(Source data)
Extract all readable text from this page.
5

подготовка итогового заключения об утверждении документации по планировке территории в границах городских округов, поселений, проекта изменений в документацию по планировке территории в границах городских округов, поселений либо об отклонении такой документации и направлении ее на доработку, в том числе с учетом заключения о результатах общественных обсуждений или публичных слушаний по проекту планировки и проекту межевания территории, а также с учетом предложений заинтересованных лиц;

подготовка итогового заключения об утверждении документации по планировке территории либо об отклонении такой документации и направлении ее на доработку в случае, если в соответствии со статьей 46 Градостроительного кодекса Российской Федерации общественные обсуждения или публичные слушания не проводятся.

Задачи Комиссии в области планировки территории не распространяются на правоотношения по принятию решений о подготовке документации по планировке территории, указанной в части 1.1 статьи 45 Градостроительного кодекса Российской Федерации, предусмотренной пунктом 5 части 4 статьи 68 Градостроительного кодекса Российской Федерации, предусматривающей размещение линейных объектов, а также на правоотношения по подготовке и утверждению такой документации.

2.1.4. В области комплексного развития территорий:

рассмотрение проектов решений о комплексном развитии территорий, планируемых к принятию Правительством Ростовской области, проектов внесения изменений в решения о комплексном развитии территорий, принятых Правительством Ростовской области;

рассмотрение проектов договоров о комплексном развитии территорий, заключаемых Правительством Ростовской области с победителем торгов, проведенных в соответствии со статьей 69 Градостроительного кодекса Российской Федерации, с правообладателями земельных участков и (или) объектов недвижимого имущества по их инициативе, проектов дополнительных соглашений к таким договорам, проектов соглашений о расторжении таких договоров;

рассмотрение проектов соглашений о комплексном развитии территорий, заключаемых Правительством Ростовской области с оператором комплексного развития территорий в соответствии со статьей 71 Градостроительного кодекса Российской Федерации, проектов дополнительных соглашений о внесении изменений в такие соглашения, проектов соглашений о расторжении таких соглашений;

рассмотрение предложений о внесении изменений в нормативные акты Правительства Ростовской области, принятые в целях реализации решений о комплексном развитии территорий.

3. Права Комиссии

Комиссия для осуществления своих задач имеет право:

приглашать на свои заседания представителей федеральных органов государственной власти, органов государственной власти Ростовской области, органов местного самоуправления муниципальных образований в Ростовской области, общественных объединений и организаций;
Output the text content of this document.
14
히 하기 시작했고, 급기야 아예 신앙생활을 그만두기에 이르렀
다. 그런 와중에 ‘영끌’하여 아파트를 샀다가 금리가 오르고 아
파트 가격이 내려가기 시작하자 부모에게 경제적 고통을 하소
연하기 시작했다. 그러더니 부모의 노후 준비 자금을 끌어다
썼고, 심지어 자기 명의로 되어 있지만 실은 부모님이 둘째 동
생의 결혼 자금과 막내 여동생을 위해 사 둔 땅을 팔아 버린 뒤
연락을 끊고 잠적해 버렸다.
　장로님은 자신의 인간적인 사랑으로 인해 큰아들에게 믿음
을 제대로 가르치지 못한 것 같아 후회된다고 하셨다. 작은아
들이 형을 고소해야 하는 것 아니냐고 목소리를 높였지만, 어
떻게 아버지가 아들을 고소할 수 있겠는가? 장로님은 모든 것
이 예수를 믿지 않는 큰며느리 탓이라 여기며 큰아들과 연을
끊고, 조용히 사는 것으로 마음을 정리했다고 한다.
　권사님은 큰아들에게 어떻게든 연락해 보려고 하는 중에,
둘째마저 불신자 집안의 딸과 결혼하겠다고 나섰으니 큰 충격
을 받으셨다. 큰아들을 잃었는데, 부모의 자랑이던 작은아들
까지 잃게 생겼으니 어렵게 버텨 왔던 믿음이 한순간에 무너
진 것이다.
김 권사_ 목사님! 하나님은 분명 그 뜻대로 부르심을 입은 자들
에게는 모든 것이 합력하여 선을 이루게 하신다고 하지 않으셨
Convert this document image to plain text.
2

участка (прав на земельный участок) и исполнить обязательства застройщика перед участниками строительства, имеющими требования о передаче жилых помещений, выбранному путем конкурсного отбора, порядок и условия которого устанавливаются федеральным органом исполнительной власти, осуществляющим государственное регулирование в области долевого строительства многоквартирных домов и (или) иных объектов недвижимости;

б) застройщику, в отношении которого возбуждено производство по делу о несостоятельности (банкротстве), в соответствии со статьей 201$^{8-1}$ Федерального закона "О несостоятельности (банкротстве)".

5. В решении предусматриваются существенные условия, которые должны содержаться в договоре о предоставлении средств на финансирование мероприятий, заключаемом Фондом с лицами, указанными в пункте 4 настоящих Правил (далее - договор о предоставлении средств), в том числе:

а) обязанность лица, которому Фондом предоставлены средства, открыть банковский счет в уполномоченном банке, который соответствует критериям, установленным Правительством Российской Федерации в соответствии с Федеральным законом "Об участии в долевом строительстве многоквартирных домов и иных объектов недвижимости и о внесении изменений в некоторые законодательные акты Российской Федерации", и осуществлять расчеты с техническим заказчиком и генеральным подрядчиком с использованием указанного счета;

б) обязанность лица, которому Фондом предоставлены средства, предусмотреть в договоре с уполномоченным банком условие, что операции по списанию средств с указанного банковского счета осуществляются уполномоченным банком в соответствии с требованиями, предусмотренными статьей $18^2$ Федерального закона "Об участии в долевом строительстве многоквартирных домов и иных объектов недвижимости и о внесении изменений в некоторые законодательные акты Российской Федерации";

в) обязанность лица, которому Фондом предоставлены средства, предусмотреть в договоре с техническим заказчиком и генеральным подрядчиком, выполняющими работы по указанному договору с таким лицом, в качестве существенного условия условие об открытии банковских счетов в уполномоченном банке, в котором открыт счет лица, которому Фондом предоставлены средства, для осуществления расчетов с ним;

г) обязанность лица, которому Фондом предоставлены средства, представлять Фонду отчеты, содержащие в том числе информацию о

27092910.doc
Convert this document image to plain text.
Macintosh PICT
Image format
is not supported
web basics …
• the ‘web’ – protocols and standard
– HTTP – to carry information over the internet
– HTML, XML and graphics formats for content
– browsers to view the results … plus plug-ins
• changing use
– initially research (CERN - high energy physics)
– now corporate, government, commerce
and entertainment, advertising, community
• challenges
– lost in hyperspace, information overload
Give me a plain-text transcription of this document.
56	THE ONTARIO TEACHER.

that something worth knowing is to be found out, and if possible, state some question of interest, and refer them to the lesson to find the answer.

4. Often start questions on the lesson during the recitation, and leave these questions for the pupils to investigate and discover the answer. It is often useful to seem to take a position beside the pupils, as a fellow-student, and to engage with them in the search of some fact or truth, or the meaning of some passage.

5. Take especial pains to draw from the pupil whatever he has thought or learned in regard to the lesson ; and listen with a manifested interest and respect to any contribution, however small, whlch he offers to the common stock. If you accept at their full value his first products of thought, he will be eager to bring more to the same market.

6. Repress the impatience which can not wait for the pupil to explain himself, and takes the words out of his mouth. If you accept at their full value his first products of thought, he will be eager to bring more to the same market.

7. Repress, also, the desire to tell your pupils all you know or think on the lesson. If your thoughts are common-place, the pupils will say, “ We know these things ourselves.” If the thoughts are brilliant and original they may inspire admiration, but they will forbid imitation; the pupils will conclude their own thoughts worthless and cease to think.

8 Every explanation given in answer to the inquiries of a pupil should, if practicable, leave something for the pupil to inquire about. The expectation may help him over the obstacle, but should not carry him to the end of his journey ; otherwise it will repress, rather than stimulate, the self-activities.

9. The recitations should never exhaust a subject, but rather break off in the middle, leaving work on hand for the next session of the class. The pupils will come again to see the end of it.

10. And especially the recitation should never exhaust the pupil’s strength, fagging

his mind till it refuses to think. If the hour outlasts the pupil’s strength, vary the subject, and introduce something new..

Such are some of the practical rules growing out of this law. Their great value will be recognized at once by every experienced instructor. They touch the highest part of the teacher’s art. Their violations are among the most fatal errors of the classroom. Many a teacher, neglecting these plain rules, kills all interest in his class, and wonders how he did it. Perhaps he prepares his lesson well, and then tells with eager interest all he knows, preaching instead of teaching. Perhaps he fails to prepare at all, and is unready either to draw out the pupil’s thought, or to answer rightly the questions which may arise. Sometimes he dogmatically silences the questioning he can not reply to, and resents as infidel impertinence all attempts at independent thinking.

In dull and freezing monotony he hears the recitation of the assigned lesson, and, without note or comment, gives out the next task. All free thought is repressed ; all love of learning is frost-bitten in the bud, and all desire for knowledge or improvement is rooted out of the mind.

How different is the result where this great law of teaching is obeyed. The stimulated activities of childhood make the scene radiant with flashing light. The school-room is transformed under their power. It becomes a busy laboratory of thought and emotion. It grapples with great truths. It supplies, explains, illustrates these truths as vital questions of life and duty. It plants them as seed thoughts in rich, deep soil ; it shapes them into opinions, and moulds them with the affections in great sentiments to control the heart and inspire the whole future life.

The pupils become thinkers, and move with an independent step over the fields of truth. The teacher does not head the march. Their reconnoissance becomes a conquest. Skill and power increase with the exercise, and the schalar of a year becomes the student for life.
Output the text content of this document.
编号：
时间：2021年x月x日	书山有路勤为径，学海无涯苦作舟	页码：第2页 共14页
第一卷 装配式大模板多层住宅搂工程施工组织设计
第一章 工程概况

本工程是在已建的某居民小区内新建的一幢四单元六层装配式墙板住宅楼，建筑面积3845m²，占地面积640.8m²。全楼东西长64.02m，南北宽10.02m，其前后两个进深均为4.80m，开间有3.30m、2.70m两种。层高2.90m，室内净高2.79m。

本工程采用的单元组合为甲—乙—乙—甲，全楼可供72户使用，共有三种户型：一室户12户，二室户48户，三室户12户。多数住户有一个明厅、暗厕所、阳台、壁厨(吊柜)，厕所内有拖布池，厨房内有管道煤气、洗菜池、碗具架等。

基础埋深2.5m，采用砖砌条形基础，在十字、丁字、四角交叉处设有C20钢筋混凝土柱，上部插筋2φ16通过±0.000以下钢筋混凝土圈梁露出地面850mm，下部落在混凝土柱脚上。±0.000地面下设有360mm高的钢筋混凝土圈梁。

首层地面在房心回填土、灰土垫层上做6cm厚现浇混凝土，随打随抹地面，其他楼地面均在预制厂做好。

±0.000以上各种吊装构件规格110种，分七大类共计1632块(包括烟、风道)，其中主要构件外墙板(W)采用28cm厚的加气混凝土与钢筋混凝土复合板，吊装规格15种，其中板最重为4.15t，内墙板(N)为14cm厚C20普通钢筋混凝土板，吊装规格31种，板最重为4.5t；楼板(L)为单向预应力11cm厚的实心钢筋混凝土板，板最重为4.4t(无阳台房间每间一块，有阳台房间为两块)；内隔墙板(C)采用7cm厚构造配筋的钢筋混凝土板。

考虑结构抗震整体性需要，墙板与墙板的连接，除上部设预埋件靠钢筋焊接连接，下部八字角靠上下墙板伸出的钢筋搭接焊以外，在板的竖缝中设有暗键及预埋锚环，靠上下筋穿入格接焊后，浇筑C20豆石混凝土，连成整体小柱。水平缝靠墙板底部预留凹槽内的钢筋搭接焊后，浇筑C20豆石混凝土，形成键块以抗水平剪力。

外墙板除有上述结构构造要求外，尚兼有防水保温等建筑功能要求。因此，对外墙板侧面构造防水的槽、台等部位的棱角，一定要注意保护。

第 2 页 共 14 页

Work to be completed: Find the word "information" in the entries above and gather every line that holds it.

Answer for this exercise:
– HTTP – to carry information over the internet
– lost in hyperspace, information overload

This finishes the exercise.